> Brief: From the listing below, pull out every line where the string "ylabel" appears.
+ + + +
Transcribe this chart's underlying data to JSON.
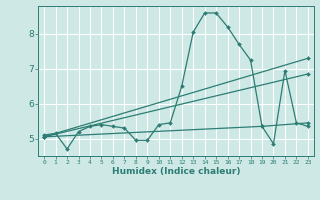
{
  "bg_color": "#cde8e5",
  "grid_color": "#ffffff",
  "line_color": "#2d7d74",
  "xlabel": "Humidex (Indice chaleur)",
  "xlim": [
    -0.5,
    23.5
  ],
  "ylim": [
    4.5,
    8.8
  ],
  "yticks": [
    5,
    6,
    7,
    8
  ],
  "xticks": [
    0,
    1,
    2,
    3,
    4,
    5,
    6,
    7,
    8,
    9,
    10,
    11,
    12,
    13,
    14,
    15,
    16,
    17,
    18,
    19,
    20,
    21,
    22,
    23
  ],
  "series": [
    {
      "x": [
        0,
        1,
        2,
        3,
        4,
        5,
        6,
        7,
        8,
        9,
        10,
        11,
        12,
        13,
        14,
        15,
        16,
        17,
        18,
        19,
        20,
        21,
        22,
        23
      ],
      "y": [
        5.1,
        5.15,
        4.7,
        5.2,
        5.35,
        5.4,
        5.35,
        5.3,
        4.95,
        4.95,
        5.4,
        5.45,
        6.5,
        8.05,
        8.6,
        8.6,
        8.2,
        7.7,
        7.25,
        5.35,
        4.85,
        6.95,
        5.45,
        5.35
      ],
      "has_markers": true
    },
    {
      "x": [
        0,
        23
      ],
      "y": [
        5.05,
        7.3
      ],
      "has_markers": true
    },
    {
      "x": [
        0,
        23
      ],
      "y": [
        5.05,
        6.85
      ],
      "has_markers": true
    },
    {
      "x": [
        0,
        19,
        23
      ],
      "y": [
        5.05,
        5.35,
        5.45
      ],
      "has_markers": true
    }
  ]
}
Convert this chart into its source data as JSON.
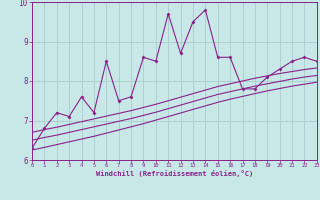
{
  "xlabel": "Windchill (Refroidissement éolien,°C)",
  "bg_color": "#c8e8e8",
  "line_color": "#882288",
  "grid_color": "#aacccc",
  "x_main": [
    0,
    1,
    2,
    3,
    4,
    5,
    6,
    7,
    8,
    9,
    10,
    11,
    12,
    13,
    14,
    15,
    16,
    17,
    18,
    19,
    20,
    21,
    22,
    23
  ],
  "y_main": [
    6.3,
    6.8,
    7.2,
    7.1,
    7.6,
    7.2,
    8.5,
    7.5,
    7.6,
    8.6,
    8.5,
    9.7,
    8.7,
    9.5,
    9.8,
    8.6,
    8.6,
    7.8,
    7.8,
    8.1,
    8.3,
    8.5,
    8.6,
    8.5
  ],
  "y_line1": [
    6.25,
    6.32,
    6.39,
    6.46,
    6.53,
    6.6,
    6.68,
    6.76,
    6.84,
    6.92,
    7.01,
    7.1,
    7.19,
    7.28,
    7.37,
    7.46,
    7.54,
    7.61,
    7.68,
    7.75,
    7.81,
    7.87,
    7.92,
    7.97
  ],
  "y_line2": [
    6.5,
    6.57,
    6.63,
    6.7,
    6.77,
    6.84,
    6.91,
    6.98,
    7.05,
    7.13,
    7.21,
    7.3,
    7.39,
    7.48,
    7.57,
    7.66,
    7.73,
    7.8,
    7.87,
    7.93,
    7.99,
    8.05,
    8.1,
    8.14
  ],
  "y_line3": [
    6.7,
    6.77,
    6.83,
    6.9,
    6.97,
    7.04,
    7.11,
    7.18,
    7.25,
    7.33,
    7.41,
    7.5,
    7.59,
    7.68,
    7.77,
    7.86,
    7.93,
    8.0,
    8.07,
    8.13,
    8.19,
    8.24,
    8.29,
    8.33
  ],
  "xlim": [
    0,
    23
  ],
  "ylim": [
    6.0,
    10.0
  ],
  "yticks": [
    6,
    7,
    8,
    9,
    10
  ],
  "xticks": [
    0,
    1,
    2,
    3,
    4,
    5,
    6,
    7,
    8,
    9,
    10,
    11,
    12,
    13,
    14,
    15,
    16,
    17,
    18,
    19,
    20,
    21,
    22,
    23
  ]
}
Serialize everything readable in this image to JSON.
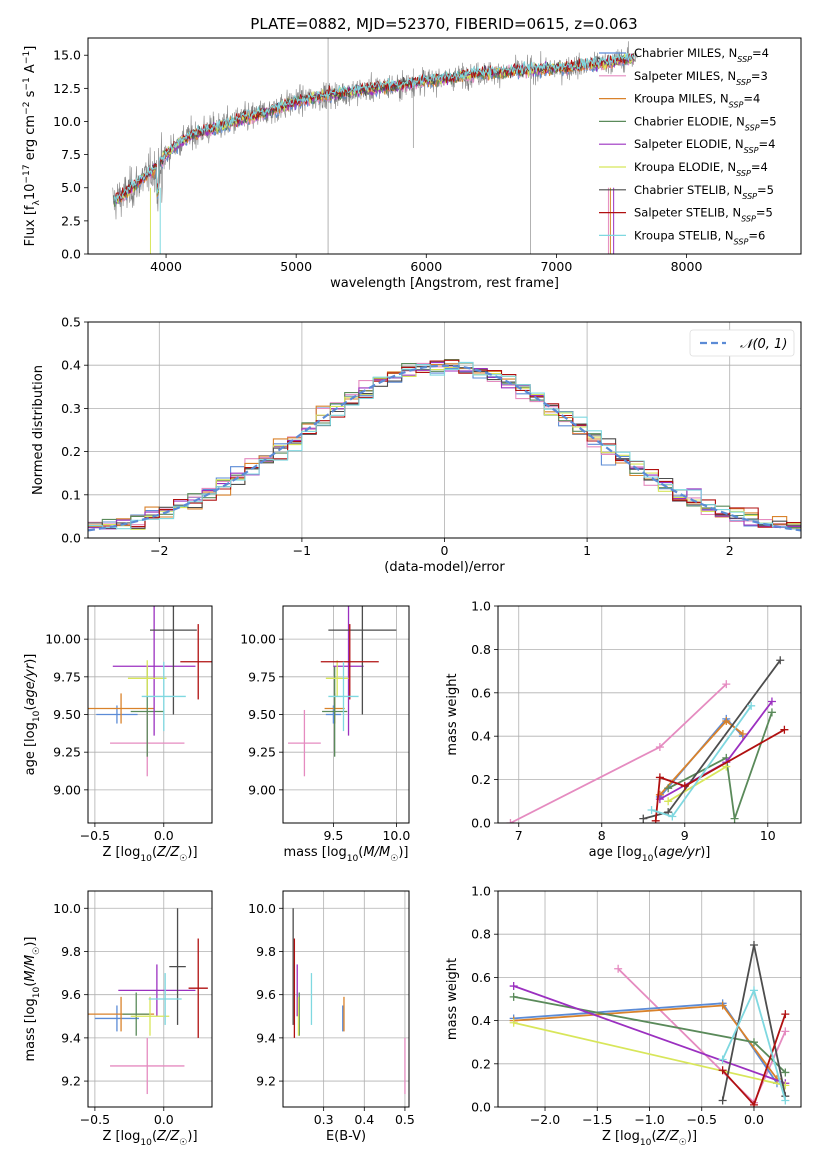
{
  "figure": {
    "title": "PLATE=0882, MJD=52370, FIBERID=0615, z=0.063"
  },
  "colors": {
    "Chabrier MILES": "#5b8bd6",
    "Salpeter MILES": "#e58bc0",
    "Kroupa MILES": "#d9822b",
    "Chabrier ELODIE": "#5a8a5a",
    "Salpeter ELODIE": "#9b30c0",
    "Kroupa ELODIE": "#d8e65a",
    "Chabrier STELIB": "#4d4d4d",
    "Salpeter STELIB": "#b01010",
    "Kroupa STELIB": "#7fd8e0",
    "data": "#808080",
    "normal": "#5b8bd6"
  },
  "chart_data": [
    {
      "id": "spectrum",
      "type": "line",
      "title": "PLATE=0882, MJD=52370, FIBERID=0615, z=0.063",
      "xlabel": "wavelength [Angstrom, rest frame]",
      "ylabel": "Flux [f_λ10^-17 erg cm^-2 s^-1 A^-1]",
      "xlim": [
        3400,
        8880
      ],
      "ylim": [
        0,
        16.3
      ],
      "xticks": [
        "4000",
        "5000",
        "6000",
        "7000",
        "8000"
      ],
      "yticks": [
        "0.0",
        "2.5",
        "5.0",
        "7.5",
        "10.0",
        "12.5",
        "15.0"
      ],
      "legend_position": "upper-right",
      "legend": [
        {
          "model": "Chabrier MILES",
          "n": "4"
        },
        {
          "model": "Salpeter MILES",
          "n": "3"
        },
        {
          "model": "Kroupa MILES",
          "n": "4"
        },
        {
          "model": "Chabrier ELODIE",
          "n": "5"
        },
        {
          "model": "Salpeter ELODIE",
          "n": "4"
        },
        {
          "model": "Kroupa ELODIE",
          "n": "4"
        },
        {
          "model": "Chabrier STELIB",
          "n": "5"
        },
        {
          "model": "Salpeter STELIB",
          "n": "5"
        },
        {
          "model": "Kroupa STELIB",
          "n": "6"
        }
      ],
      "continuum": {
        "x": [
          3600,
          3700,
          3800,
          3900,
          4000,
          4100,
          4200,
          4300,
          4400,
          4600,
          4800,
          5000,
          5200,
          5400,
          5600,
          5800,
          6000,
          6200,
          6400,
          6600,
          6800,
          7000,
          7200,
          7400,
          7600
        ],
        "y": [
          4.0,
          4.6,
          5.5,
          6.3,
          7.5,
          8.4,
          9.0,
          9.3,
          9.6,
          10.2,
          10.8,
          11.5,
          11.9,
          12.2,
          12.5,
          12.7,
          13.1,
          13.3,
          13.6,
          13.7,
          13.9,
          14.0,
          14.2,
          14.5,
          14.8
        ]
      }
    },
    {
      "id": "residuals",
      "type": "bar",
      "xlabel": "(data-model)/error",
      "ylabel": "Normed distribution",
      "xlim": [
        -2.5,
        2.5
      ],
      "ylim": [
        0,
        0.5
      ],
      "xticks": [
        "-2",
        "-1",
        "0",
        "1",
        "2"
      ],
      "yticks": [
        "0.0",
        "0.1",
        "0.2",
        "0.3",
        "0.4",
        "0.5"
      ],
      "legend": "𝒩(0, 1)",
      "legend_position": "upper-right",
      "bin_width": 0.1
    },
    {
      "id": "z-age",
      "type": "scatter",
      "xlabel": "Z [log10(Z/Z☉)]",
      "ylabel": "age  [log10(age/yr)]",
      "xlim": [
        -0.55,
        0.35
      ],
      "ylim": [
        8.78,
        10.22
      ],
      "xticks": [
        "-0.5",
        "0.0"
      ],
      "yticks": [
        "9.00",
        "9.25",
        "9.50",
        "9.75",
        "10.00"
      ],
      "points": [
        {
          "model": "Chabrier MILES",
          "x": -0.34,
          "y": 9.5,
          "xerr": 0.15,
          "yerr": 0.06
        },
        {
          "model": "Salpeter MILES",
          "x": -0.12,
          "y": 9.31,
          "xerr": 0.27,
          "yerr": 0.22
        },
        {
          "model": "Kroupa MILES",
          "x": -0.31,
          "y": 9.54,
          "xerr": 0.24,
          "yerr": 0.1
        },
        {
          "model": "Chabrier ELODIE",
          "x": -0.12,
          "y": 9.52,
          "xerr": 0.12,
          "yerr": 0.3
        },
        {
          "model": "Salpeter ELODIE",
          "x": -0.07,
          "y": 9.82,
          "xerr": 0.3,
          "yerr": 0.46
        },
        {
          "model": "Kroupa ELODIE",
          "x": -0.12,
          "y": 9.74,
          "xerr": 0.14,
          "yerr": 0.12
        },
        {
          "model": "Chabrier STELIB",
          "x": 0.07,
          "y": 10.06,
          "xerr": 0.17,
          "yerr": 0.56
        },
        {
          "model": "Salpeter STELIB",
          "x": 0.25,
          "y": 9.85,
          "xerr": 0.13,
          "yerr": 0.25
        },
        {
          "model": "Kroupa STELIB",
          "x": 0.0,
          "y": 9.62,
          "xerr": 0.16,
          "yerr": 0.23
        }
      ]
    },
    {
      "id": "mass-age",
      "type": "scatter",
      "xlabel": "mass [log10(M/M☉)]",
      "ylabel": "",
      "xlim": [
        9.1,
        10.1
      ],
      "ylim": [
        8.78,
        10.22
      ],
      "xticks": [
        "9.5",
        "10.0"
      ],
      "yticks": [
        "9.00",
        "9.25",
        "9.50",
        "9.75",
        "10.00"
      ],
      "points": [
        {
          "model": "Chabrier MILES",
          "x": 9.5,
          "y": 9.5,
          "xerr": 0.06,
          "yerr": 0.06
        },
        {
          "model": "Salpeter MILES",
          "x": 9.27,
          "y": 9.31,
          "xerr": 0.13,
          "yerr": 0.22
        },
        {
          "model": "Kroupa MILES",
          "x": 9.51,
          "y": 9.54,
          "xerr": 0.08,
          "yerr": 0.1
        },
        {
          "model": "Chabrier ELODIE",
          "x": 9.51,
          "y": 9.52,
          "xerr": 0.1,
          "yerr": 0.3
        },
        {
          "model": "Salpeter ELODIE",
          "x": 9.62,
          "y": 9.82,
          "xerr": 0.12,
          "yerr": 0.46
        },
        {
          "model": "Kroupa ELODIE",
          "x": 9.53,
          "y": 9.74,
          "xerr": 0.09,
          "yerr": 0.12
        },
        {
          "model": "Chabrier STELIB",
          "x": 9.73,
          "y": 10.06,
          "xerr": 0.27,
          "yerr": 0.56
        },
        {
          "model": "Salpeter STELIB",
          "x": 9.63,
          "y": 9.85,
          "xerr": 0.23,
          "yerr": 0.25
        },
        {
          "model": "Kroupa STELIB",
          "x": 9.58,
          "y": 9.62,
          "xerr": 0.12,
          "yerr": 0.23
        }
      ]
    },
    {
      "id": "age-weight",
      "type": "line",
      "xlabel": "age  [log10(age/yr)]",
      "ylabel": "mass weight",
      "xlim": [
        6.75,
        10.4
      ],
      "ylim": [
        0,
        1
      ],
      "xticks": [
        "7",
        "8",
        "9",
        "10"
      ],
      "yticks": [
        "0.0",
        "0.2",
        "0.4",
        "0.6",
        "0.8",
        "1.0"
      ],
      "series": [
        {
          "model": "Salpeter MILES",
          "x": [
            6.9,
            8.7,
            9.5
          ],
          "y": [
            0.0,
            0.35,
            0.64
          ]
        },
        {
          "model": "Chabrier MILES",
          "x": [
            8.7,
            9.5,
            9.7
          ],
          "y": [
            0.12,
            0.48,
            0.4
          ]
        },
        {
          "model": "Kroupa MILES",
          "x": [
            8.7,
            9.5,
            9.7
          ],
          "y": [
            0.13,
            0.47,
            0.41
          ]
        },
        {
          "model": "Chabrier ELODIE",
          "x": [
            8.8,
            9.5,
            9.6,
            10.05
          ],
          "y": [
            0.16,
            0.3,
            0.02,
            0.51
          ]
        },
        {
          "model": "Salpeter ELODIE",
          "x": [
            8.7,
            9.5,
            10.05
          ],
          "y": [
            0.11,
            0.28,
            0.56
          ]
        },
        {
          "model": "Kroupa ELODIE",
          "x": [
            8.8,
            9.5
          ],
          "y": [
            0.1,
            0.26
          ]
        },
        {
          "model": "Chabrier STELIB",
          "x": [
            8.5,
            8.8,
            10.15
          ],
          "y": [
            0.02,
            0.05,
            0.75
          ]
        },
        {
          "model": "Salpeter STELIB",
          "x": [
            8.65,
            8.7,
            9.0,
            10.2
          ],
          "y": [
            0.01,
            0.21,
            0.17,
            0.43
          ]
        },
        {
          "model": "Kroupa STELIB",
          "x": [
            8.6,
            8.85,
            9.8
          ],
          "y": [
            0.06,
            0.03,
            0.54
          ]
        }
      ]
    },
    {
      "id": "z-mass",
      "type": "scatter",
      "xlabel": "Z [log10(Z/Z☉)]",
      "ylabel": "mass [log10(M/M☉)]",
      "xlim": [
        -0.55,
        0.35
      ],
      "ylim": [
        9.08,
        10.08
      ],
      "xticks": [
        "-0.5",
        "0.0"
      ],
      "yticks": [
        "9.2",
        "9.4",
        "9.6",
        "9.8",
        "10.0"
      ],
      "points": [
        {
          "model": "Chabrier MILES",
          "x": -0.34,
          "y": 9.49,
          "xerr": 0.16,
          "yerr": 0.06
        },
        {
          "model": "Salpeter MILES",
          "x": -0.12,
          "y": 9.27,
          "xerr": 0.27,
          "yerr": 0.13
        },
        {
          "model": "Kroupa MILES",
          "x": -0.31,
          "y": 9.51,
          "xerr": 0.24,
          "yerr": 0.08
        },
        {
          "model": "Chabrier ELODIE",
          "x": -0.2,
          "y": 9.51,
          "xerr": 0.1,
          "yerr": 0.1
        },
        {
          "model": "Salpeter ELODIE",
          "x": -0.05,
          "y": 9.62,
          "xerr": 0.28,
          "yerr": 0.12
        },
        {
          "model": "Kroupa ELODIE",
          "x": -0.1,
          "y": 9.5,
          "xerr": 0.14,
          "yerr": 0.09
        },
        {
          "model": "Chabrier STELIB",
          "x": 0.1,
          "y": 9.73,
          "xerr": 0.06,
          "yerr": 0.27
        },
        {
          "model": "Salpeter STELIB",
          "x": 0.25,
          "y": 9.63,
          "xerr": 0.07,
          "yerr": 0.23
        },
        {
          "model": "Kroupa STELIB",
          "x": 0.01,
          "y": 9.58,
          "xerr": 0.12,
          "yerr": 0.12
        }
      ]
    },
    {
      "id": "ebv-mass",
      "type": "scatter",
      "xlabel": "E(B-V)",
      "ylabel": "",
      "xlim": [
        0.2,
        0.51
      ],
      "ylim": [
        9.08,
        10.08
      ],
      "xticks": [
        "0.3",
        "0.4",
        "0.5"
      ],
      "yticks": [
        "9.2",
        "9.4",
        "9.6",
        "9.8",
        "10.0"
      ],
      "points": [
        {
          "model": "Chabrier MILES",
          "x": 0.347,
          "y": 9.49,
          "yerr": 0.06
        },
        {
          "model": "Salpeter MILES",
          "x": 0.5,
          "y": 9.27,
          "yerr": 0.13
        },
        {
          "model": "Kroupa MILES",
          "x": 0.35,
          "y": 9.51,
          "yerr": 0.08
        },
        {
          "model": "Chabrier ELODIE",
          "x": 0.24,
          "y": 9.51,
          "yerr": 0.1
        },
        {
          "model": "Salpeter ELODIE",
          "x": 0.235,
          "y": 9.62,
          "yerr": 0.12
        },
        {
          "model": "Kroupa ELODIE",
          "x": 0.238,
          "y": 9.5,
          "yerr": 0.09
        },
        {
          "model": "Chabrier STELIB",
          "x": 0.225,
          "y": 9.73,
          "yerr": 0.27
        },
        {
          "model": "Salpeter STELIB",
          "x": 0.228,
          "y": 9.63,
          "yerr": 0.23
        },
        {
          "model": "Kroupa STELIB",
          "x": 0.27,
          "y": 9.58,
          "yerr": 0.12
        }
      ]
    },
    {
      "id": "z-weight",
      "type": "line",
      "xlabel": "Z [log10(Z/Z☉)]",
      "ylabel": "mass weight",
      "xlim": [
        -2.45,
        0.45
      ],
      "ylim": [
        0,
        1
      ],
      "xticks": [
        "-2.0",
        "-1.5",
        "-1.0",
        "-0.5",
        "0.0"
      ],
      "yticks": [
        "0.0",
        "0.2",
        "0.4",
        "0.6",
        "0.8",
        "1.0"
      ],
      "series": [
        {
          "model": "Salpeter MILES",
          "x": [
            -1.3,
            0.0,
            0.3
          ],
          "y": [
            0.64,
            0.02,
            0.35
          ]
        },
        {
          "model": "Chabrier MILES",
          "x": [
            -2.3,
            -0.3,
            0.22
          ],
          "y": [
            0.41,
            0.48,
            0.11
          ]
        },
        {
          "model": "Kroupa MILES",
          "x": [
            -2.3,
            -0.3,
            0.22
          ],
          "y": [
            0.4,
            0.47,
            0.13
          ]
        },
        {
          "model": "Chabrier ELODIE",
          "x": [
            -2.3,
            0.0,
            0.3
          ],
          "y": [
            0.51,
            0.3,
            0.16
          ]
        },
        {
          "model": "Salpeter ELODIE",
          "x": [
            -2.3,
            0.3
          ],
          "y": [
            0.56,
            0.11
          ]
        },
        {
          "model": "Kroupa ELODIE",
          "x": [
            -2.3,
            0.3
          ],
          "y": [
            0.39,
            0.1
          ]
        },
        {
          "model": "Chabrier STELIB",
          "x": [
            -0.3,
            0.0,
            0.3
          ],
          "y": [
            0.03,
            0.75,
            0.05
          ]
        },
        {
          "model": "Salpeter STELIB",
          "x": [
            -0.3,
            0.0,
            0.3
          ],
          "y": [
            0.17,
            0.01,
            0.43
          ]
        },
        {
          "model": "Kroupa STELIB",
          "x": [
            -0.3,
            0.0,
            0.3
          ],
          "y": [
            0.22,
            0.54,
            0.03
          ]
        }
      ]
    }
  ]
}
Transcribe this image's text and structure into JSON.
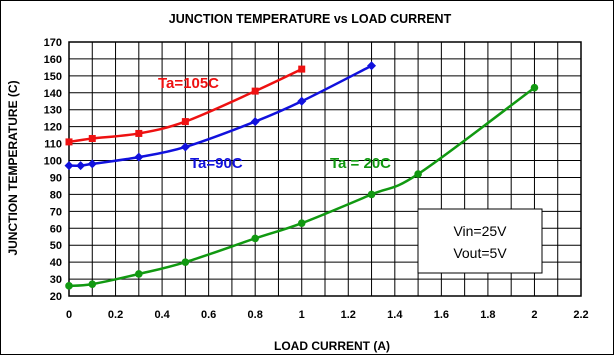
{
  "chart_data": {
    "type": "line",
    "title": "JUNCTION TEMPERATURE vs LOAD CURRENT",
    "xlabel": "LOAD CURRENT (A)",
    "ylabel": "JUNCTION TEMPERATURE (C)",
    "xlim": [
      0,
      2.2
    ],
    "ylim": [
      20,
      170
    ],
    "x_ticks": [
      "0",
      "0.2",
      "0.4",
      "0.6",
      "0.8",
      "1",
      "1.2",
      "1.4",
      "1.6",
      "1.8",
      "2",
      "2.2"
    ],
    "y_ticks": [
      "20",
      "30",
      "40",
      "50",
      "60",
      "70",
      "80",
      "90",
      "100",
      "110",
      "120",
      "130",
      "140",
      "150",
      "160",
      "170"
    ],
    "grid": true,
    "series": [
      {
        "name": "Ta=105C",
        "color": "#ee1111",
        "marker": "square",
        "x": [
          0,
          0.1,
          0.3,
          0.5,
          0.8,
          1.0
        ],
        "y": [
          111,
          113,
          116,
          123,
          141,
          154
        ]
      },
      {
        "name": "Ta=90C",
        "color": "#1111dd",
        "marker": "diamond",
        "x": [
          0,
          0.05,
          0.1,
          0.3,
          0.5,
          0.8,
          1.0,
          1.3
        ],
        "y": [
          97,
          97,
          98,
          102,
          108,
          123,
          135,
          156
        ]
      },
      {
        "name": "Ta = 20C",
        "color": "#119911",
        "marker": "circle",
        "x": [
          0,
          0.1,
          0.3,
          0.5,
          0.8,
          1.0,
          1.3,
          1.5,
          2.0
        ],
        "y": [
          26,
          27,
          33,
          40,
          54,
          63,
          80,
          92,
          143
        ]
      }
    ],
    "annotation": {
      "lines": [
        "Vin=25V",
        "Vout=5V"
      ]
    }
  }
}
+ + + +
> Answer to the task:
      "ylabel": "Flux [f_λ10^-17 erg cm^-2 s^-1 A^-1]",
      "ylabel": "Normed distribution",
      "ylabel": "age  [log10(age/yr)]",
      "ylabel": "",
      "ylabel": "mass weight",
      "ylabel": "mass [log10(M/M☉)]",
      "ylabel": "",
      "ylabel": "mass weight",
    "ylabel": "JUNCTION TEMPERATURE (C)",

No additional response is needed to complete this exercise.